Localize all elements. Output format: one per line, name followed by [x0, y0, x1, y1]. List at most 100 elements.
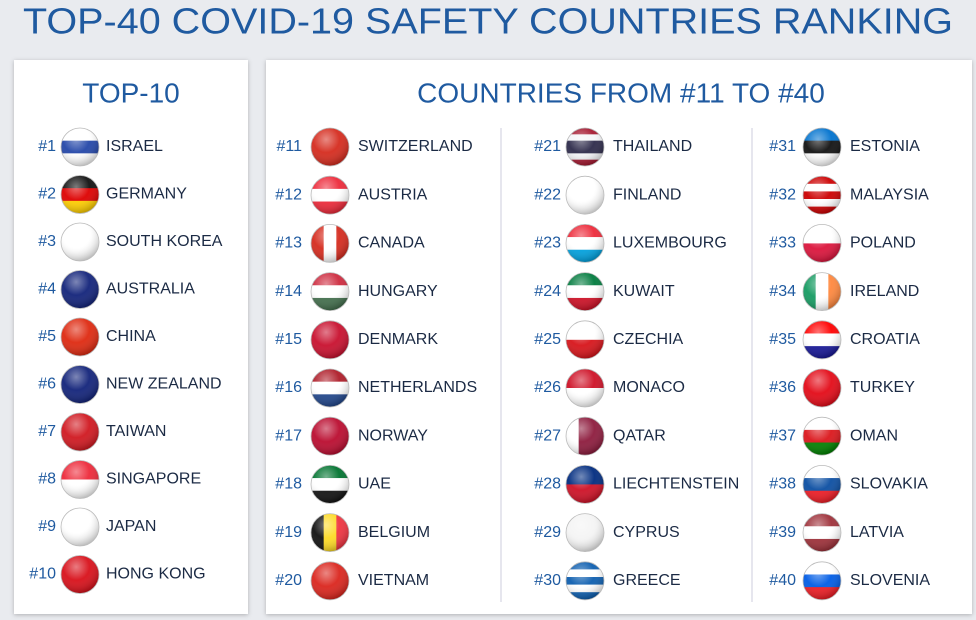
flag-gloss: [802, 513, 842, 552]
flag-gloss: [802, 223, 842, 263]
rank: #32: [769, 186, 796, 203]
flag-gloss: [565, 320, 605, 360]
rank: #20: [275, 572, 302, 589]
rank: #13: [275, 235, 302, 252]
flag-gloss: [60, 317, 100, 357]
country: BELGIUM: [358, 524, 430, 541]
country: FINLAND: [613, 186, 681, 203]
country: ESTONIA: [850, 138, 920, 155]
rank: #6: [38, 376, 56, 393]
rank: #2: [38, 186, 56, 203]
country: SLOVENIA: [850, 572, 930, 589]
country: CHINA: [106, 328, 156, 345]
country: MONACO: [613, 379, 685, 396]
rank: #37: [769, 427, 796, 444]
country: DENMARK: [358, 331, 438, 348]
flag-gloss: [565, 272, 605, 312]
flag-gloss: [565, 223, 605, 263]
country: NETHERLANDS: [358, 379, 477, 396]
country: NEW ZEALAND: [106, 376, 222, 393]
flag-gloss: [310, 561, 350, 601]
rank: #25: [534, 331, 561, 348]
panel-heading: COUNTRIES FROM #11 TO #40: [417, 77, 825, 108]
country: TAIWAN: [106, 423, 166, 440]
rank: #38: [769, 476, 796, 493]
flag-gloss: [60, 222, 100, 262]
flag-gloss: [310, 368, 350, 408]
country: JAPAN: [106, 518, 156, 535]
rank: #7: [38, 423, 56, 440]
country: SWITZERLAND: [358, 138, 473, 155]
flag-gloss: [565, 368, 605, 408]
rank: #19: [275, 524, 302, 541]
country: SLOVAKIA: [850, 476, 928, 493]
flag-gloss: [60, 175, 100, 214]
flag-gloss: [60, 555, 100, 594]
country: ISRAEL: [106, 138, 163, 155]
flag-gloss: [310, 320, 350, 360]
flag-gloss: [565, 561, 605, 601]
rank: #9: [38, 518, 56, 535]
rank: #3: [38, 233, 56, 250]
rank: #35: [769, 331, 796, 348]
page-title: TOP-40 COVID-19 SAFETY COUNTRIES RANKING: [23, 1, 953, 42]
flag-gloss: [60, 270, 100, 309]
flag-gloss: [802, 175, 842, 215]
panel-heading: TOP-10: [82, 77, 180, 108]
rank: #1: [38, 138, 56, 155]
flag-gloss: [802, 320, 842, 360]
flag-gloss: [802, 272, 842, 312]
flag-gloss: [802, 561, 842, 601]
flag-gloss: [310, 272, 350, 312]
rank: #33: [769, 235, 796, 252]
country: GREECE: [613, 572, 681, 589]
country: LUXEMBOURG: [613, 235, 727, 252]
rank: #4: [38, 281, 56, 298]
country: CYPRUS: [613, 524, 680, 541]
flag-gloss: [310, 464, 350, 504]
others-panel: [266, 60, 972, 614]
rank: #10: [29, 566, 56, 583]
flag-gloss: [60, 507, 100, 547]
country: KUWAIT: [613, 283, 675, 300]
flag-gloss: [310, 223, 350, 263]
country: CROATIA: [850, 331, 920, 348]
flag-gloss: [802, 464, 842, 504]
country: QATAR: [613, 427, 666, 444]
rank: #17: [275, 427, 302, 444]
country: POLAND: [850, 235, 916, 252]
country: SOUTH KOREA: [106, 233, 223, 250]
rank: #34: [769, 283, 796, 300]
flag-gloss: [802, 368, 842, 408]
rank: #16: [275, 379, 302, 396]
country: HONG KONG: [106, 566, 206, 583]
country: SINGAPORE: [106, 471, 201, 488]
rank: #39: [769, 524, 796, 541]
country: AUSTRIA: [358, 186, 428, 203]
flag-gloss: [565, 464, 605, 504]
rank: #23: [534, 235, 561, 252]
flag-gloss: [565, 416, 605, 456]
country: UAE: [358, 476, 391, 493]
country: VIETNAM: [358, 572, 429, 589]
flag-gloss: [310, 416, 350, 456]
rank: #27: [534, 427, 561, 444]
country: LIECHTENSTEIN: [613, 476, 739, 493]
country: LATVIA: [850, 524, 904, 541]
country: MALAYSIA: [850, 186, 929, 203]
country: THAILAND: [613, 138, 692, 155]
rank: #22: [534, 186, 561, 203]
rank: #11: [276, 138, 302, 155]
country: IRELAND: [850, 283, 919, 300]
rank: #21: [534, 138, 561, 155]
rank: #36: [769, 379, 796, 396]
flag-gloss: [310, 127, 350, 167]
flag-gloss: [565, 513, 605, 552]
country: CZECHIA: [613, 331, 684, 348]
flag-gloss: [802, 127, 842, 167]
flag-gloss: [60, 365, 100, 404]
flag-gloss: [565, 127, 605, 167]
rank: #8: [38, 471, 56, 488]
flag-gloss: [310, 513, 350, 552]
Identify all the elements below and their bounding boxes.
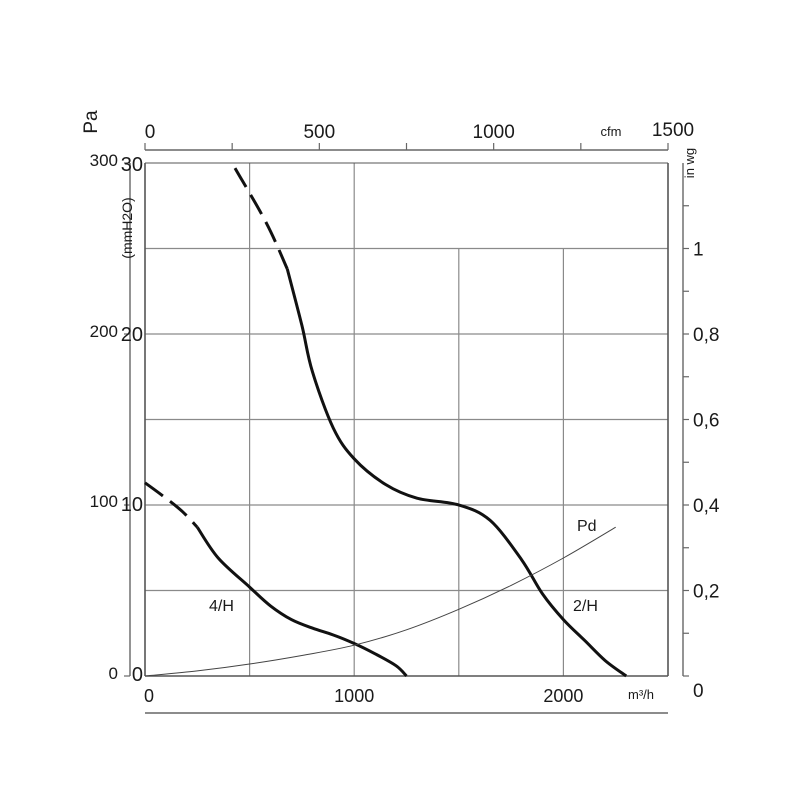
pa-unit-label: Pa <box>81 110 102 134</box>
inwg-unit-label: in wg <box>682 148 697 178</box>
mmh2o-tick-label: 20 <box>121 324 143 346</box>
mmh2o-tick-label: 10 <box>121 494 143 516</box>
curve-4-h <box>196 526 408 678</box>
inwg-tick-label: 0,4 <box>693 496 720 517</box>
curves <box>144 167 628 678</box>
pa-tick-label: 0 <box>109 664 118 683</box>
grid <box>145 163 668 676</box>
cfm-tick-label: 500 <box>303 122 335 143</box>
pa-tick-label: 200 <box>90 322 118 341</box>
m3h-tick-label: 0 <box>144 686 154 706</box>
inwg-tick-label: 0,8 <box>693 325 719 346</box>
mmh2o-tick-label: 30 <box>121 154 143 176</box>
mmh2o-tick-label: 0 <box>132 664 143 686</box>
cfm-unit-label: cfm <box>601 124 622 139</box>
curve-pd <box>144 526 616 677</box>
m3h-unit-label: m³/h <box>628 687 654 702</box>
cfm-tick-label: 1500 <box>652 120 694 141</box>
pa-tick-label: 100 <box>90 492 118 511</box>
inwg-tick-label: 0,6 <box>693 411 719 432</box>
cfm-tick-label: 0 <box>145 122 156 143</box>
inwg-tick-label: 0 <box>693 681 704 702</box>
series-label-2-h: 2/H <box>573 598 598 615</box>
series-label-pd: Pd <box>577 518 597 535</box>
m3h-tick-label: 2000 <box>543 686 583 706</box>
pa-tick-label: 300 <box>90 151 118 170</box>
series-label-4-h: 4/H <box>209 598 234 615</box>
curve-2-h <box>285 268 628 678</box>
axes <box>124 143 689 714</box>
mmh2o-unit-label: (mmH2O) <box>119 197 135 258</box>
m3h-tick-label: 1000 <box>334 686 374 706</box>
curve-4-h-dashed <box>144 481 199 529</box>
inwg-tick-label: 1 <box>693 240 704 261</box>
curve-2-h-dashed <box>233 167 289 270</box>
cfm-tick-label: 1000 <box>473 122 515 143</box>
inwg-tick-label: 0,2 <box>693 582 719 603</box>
......
### Brief
Count the lines in the listing that contain the string "heading", and reply with only that number.

### Result of the task
2